Data records
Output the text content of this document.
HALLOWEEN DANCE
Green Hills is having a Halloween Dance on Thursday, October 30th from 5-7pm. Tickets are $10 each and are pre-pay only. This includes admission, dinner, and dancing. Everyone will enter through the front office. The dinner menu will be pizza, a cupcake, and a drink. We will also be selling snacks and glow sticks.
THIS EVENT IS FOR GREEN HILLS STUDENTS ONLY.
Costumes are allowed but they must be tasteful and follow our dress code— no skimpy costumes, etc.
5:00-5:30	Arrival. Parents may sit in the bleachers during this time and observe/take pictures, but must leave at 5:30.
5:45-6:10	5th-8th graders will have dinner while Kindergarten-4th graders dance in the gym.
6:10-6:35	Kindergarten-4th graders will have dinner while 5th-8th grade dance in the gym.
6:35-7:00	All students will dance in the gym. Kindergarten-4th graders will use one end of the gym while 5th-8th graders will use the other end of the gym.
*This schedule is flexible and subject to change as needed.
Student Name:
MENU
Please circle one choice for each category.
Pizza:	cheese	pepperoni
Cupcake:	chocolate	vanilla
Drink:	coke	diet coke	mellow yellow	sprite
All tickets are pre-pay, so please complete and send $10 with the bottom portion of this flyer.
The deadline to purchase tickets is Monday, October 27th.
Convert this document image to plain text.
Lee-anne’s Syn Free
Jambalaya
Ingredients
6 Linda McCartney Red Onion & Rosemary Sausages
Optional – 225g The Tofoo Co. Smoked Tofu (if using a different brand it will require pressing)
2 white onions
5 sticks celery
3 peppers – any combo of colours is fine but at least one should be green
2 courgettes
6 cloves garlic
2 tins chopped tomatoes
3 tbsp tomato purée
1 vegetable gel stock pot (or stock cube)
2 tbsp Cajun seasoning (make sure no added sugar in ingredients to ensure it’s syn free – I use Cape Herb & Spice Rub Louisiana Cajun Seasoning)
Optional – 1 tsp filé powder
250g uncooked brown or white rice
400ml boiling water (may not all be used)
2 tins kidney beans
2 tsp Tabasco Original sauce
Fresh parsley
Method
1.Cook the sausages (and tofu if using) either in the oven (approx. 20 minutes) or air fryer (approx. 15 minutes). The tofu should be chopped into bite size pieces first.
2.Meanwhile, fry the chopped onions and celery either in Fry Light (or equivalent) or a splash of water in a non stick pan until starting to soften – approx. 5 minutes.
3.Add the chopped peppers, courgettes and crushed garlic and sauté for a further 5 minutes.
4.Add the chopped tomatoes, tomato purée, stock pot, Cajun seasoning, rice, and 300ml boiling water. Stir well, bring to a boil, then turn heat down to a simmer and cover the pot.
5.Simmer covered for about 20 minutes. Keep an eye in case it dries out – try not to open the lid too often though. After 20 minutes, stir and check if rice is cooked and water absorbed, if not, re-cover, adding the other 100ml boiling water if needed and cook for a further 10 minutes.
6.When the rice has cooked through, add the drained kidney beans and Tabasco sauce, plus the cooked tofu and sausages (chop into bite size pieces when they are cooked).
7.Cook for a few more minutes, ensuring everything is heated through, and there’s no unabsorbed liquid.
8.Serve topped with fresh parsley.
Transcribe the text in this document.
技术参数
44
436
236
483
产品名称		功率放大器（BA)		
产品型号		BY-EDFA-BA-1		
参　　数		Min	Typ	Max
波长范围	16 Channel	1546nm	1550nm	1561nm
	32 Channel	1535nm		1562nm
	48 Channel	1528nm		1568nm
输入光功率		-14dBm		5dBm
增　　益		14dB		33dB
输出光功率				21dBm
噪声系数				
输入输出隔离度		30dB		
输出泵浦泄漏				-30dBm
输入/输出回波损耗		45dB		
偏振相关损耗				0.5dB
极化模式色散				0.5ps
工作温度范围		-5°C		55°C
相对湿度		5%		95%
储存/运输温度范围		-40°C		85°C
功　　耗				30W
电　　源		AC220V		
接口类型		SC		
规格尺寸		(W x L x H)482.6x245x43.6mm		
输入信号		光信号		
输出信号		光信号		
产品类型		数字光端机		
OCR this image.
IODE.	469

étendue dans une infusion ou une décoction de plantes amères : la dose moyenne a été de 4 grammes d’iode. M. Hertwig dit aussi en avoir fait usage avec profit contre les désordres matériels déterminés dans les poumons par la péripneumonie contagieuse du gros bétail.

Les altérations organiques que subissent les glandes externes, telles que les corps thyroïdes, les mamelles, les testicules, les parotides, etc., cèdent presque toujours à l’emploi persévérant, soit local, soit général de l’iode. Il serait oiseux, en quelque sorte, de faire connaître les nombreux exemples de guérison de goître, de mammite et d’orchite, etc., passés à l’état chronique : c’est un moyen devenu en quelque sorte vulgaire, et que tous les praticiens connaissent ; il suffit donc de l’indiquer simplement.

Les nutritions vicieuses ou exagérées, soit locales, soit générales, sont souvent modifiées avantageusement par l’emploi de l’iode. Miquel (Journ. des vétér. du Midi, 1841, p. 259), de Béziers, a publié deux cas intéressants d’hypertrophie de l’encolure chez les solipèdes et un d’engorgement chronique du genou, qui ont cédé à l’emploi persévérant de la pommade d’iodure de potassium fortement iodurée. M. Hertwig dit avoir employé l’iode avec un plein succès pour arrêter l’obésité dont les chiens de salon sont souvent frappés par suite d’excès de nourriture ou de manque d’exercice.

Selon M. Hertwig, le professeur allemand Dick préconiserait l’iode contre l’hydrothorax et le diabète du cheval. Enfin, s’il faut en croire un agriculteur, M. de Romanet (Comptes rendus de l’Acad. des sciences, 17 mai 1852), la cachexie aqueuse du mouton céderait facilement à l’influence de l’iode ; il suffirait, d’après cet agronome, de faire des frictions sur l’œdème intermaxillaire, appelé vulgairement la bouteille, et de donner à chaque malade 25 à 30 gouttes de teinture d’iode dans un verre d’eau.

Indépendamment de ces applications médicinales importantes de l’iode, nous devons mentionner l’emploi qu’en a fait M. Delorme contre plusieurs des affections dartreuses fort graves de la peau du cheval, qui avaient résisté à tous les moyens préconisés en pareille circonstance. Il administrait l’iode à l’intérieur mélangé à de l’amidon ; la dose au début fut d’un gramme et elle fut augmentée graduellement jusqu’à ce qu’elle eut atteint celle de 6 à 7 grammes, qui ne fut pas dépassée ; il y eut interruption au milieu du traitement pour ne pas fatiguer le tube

Task to complete
Collect, from the material above, every line containing the word "Channel".

Answer below
波长范围	16 Channel	1546nm	1550nm	1561nm
	32 Channel	1535nm		1562nm
	48 Channel	1528nm		1568nm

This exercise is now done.